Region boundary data
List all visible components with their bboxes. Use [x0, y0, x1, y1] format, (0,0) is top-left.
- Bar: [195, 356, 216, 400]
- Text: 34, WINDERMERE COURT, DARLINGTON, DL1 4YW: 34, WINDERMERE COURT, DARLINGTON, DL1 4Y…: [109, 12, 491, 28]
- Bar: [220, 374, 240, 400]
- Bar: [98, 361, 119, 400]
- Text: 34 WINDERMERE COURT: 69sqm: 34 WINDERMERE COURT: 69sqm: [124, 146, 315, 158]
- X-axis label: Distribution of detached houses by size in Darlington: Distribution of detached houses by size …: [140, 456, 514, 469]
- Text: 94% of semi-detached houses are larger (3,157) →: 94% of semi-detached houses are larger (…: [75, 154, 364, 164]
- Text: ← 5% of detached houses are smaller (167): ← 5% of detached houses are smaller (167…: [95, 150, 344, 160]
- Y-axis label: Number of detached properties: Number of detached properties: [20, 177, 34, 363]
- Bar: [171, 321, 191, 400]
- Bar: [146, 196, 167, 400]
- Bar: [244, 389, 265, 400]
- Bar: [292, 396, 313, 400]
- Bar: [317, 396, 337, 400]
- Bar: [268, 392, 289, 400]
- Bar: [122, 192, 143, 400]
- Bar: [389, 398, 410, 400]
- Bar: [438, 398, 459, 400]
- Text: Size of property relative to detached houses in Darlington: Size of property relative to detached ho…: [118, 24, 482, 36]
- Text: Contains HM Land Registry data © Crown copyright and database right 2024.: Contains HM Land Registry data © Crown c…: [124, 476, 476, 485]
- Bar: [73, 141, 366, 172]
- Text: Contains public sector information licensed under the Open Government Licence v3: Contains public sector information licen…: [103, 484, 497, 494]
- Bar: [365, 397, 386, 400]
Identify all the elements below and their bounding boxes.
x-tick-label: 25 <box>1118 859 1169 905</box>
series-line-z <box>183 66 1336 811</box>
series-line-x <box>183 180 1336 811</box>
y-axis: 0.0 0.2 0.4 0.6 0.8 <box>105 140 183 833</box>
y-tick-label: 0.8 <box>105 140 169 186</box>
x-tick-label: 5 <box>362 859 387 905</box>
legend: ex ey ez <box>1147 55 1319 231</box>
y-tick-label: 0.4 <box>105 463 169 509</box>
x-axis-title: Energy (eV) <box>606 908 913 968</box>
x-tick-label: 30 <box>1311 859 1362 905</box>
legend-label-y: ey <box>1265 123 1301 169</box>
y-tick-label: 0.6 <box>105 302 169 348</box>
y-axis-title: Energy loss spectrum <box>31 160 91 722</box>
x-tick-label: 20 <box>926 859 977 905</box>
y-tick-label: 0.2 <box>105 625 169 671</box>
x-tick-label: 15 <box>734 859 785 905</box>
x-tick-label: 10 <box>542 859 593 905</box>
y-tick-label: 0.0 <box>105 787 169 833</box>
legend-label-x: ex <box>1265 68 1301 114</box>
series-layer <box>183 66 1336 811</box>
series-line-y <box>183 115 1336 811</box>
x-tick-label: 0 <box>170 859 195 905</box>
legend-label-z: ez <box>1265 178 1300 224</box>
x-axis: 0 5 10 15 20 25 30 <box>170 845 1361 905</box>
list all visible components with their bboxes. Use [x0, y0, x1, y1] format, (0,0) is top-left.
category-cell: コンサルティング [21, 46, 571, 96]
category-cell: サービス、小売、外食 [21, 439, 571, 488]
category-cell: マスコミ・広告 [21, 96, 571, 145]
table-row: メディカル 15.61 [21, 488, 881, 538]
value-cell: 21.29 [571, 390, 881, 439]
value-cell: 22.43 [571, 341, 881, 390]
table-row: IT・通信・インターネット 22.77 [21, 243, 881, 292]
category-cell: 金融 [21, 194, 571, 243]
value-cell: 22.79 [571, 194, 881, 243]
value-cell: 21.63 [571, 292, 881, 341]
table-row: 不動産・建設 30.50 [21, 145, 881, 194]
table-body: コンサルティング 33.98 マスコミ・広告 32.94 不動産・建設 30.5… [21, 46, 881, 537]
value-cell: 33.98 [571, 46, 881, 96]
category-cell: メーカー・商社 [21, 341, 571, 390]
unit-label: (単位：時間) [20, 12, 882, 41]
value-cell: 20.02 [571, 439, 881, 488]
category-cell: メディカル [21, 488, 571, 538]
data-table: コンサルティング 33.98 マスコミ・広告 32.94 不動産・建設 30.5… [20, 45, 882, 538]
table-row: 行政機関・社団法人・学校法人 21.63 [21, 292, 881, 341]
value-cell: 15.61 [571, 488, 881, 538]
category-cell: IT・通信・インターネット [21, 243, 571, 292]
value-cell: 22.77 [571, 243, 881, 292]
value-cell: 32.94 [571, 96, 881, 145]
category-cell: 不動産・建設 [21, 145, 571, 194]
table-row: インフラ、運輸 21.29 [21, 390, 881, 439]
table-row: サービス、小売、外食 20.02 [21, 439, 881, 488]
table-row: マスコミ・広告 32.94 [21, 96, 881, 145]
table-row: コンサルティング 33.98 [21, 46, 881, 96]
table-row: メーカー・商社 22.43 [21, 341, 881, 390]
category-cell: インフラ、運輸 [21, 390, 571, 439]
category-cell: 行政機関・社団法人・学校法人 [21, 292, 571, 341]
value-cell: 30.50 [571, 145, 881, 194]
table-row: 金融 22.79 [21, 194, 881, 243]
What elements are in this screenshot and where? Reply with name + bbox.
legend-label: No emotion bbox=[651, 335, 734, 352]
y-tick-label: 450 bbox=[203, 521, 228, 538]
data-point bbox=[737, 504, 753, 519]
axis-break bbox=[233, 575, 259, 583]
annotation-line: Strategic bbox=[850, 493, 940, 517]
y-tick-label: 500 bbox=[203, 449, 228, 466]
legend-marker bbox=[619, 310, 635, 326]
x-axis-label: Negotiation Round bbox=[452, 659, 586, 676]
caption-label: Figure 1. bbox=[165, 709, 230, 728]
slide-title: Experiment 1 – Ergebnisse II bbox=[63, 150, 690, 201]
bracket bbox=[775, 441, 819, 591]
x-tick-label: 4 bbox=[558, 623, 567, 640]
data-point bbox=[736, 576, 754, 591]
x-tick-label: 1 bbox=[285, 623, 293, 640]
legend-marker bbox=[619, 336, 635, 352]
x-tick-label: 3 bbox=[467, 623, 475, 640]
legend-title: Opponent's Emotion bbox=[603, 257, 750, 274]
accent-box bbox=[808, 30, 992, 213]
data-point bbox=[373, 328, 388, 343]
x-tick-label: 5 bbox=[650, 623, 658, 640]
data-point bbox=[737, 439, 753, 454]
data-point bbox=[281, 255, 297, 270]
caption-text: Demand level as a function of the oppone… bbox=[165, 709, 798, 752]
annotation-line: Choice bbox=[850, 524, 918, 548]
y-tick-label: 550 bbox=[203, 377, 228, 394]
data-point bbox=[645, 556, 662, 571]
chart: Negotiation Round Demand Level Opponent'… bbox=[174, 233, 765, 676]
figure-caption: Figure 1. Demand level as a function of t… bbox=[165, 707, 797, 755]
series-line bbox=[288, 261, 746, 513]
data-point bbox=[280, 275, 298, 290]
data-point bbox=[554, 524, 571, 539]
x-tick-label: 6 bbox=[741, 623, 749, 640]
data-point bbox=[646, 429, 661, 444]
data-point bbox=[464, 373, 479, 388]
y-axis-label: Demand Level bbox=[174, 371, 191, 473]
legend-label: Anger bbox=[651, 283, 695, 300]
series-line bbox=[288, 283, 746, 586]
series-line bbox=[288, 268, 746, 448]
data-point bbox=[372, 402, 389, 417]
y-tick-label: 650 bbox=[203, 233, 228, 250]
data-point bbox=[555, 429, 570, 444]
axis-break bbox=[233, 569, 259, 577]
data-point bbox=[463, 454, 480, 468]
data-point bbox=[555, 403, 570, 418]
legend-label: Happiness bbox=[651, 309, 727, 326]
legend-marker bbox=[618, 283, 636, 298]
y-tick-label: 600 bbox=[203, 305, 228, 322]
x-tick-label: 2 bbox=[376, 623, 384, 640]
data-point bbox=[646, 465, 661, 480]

### Your instructions:
Rewrite the items from the beginning through the line containing "- Text: 34 WINDERMERE", replacing "Bar" with "Column" and changing nothing else.

### Worked solution:
List all visible components with their bboxes. Use [x0, y0, x1, y1] format, (0,0) is top-left.
- Column: [195, 356, 216, 400]
- Text: 34, WINDERMERE COURT, DARLINGTON, DL1 4YW: 34, WINDERMERE COURT, DARLINGTON, DL1 4Y…: [109, 12, 491, 28]
- Column: [220, 374, 240, 400]
- Column: [98, 361, 119, 400]
- Text: 34 WINDERMERE COURT: 69sqm: 34 WINDERMERE COURT: 69sqm: [124, 146, 315, 158]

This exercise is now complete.